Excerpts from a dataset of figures
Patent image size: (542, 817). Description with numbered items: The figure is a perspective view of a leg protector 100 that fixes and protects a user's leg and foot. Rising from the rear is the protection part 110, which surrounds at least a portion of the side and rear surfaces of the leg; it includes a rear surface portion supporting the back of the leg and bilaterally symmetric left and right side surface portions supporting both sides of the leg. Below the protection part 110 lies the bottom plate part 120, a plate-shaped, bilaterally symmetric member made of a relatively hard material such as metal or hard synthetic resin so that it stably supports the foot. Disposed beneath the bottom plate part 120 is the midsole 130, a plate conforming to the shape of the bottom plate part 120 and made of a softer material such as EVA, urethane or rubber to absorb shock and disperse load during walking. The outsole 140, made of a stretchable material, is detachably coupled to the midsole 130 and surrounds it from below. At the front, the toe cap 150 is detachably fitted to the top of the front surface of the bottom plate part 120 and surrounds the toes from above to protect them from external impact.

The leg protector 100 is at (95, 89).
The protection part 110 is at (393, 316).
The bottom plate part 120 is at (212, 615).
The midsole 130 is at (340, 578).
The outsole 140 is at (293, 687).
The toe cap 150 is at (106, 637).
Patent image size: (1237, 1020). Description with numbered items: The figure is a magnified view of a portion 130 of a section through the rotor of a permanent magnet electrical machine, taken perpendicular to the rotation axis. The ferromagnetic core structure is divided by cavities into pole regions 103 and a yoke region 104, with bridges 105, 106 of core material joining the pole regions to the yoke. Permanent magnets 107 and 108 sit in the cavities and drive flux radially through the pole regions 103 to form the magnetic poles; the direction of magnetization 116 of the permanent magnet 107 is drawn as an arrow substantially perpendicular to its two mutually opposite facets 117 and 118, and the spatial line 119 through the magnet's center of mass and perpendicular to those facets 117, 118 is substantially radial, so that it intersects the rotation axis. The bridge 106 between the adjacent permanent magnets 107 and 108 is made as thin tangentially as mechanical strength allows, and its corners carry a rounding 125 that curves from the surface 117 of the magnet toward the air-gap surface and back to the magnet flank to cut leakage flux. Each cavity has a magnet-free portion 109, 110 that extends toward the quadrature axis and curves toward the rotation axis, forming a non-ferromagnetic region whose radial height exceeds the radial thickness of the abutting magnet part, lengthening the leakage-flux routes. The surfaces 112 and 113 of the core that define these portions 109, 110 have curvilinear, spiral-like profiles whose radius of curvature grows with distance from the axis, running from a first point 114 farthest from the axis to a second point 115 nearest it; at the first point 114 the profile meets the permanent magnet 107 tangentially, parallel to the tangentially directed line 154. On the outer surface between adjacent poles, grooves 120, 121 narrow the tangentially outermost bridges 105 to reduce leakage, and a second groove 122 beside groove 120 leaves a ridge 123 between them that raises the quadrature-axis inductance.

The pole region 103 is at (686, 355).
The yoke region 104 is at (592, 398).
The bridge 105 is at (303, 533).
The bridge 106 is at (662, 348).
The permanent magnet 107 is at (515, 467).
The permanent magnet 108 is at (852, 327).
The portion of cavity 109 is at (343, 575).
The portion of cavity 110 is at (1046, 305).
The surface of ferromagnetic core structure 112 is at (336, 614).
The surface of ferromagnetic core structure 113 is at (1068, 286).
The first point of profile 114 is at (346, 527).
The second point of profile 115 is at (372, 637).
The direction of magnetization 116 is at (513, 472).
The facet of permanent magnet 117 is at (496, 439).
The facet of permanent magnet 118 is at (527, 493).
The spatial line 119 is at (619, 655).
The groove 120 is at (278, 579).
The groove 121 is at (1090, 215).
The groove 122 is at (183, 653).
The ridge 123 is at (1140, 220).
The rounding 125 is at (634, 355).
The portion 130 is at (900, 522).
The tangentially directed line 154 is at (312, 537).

§ Given problem
Return all of the lines above word for word, with nothing changed.

§ Answer for the task
Patent image size: (542, 817). Description with numbered items: The figure is a perspective view of a leg protector 100 that fixes and protects a user's leg and foot. Rising from the rear is the protection part 110, which surrounds at least a portion of the side and rear surfaces of the leg; it includes a rear surface portion supporting the back of the leg and bilaterally symmetric left and right side surface portions supporting both sides of the leg. Below the protection part 110 lies the bottom plate part 120, a plate-shaped, bilaterally symmetric member made of a relatively hard material such as metal or hard synthetic resin so that it stably supports the foot. Disposed beneath the bottom plate part 120 is the midsole 130, a plate conforming to the shape of the bottom plate part 120 and made of a softer material such as EVA, urethane or rubber to absorb shock and disperse load during walking. The outsole 140, made of a stretchable material, is detachably coupled to the midsole 130 and surrounds it from below. At the front, the toe cap 150 is detachably fitted to the top of the front surface of the bottom plate part 120 and surrounds the toes from above to protect them from external impact.

The leg protector 100 is at (95, 89).
The protection part 110 is at (393, 316).
The bottom plate part 120 is at (212, 615).
The midsole 130 is at (340, 578).
The outsole 140 is at (293, 687).
The toe cap 150 is at (106, 637).
Patent image size: (1237, 1020). Description with numbered items: The figure is a magnified view of a portion 130 of a section through the rotor of a permanent magnet electrical machine, taken perpendicular to the rotation axis. The ferromagnetic core structure is divided by cavities into pole regions 103 and a yoke region 104, with bridges 105, 106 of core material joining the pole regions to the yoke. Permanent magnets 107 and 108 sit in the cavities and drive flux radially through the pole regions 103 to form the magnetic poles; the direction of magnetization 116 of the permanent magnet 107 is drawn as an arrow substantially perpendicular to its two mutually opposite facets 117 and 118, and the spatial line 119 through the magnet's center of mass and perpendicular to those facets 117, 118 is substantially radial, so that it intersects the rotation axis. The bridge 106 between the adjacent permanent magnets 107 and 108 is made as thin tangentially as mechanical strength allows, and its corners carry a rounding 125 that curves from the surface 117 of the magnet toward the air-gap surface and back to the magnet flank to cut leakage flux. Each cavity has a magnet-free portion 109, 110 that extends toward the quadrature axis and curves toward the rotation axis, forming a non-ferromagnetic region whose radial height exceeds the radial thickness of the abutting magnet part, lengthening the leakage-flux routes. The surfaces 112 and 113 of the core that define these portions 109, 110 have curvilinear, spiral-like profiles whose radius of curvature grows with distance from the axis, running from a first point 114 farthest from the axis to a second point 115 nearest it; at the first point 114 the profile meets the permanent magnet 107 tangentially, parallel to the tangentially directed line 154. On the outer surface between adjacent poles, grooves 120, 121 narrow the tangentially outermost bridges 105 to reduce leakage, and a second groove 122 beside groove 120 leaves a ridge 123 between them that raises the quadrature-axis inductance.

The pole region 103 is at (686, 355).
The yoke region 104 is at (592, 398).
The bridge 105 is at (303, 533).
The bridge 106 is at (662, 348).
The permanent magnet 107 is at (515, 467).
The permanent magnet 108 is at (852, 327).
The portion of cavity 109 is at (343, 575).
The portion of cavity 110 is at (1046, 305).
The surface of ferromagnetic core structure 112 is at (336, 614).
The surface of ferromagnetic core structure 113 is at (1068, 286).
The first point of profile 114 is at (346, 527).
The second point of profile 115 is at (372, 637).
The direction of magnetization 116 is at (513, 472).
The facet of permanent magnet 117 is at (496, 439).
The facet of permanent magnet 118 is at (527, 493).
The spatial line 119 is at (619, 655).
The groove 120 is at (278, 579).
The groove 121 is at (1090, 215).
The groove 122 is at (183, 653).
The ridge 123 is at (1140, 220).
The rounding 125 is at (634, 355).
The portion 130 is at (900, 522).
The tangentially directed line 154 is at (312, 537).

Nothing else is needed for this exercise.